Saved entries:
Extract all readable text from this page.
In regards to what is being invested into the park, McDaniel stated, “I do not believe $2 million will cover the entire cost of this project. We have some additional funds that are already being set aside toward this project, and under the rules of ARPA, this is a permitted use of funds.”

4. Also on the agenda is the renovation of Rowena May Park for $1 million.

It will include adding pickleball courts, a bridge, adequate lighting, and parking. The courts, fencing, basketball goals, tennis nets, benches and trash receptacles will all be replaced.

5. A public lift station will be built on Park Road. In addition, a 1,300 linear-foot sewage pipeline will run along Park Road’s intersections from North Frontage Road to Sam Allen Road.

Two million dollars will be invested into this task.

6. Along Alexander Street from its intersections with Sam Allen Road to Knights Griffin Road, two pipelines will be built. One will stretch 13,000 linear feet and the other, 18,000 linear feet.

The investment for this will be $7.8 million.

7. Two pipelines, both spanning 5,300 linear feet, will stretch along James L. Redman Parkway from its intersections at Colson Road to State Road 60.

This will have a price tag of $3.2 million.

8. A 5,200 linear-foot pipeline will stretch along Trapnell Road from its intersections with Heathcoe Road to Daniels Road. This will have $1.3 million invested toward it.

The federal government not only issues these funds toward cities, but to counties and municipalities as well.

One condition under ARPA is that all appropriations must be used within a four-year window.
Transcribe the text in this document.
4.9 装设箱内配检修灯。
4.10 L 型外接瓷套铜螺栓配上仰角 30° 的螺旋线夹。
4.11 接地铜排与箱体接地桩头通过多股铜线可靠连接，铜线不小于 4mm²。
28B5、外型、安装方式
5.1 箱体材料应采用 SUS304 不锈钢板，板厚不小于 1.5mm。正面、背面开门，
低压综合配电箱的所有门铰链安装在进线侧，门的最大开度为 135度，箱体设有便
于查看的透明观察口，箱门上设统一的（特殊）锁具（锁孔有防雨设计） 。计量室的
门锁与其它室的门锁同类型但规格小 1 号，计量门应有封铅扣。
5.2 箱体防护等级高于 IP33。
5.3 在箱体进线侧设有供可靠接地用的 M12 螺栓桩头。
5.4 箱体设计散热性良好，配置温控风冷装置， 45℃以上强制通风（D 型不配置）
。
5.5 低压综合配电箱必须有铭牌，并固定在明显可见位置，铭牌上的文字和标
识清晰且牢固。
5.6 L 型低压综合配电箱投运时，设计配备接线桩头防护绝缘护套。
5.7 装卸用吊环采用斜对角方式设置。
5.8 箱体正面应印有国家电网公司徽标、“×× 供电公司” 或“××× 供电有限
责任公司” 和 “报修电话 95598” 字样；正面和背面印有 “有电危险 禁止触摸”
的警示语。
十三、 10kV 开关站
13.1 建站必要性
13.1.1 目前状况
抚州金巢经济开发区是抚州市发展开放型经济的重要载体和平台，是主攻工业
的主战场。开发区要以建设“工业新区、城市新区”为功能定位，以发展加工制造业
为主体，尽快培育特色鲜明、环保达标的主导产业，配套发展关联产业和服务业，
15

→ **REQUIRED TASK**:
Give back exactly the lines from the line containing "Transcribe the text in this document." to the end of the entries, and no other lines.

→ **TASK ANSWER**:
Transcribe the text in this document.
4.9 装设箱内配检修灯。
4.10 L 型外接瓷套铜螺栓配上仰角 30° 的螺旋线夹。
4.11 接地铜排与箱体接地桩头通过多股铜线可靠连接，铜线不小于 4mm²。
28B5、外型、安装方式
5.1 箱体材料应采用 SUS304 不锈钢板，板厚不小于 1.5mm。正面、背面开门，
低压综合配电箱的所有门铰链安装在进线侧，门的最大开度为 135度，箱体设有便
于查看的透明观察口，箱门上设统一的（特殊）锁具（锁孔有防雨设计） 。计量室的
门锁与其它室的门锁同类型但规格小 1 号，计量门应有封铅扣。
5.2 箱体防护等级高于 IP33。
5.3 在箱体进线侧设有供可靠接地用的 M12 螺栓桩头。
5.4 箱体设计散热性良好，配置温控风冷装置， 45℃以上强制通风（D 型不配置）
。
5.5 低压综合配电箱必须有铭牌，并固定在明显可见位置，铭牌上的文字和标
识清晰且牢固。
5.6 L 型低压综合配电箱投运时，设计配备接线桩头防护绝缘护套。
5.7 装卸用吊环采用斜对角方式设置。
5.8 箱体正面应印有国家电网公司徽标、“×× 供电公司” 或“××× 供电有限
责任公司” 和 “报修电话 95598” 字样；正面和背面印有 “有电危险 禁止触摸”
的警示语。
十三、 10kV 开关站
13.1 建站必要性
13.1.1 目前状况
抚州金巢经济开发区是抚州市发展开放型经济的重要载体和平台，是主攻工业
的主战场。开发区要以建设“工业新区、城市新区”为功能定位，以发展加工制造业
为主体，尽快培育特色鲜明、环保达标的主导产业，配套发展关联产业和服务业，
15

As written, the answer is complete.